The data from the fifteen sub-indicators refer to the last census carried out in Brazil in 2010 (IBGE, 2010). The data were collected and then normalized as

$$I_{lu} = \frac{{x_{lu} - \min \left( {x_{l} } \right)}}{{\max \left( {x_{l} } \right) - \min \left( {x_{l} } \right)}},$$
(5)

where \(x_{lu}\) is the value of sub-indicator \(l \in L\) of census tract \(u \in U\).

Simple Additive Weight (SAW) offers a more flexible and straightforward way of implementing different weighting schemes than other methods applied to build composite indicators (El Gibari et al. 2019). The aggregation of the sub-indicators in the SAW is performed in a compensatory way. Compensatory aggregation allows sub-indicators of poor performance to be offset by sub-indicators of above-average performance (Ekel et al. 2020). This compensation between poor and above-average performance sub-indicators increases the composite indicator scores, reducing its capability to represent multidimensional social phenomena (Libório et al. 2022a). The formulas used in non-compensatory aggregation schemes involve normalization adjustments for the calculation of geometric or harmonic means (Cinelli et al. 2021), data standardization with the inclusion of penalties (Mazziotta and Pareto 2018), or the ordered aggregation of sub-indicators (Libório et al. 2021). In turn, the building of the composite indicator by the SAW method is quite simple, facilitating the implementation of the weighting scheme proposed in this research through the expression

$${\text{CI}} = \mathop \sum \limits_{l \in L}^{{}} w_{l} I_{lu} ,$$
(6)

• [Work required]: List every source cited in the passage on composite indicators, giving each as its author and year appear in the text. The material that follows has no connection to the passage on composite indicators.

• [Data excerpt]:
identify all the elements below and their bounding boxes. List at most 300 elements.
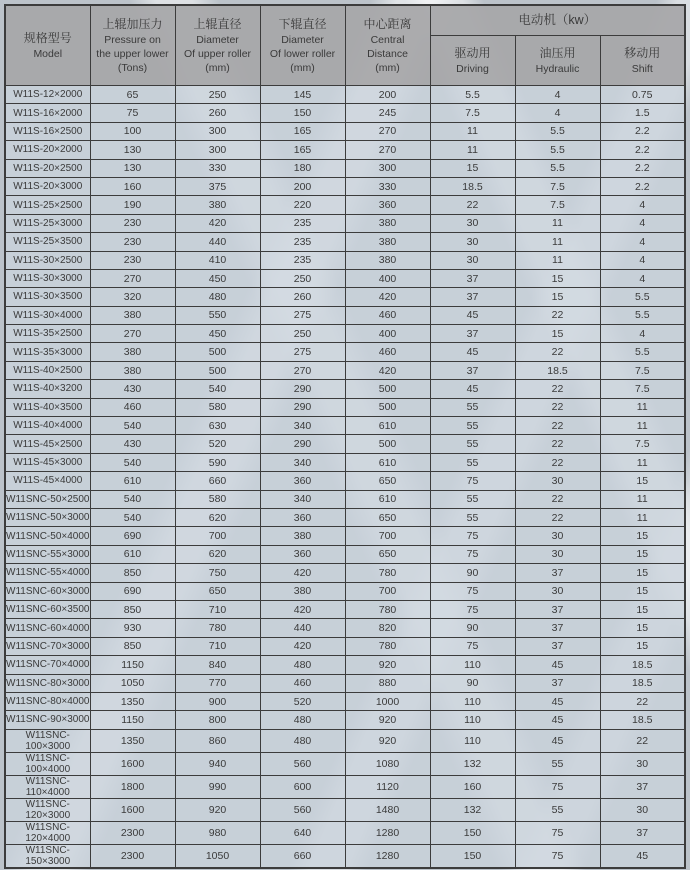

• [Completed task]:
- IBGE, 2010
- El Gibari et al. 2019
- Ekel et al. 2020
- Libório et al. 2022a
- Cinelli et al. 2021
- Mazziotta and Pareto 2018
- Libório et al. 2021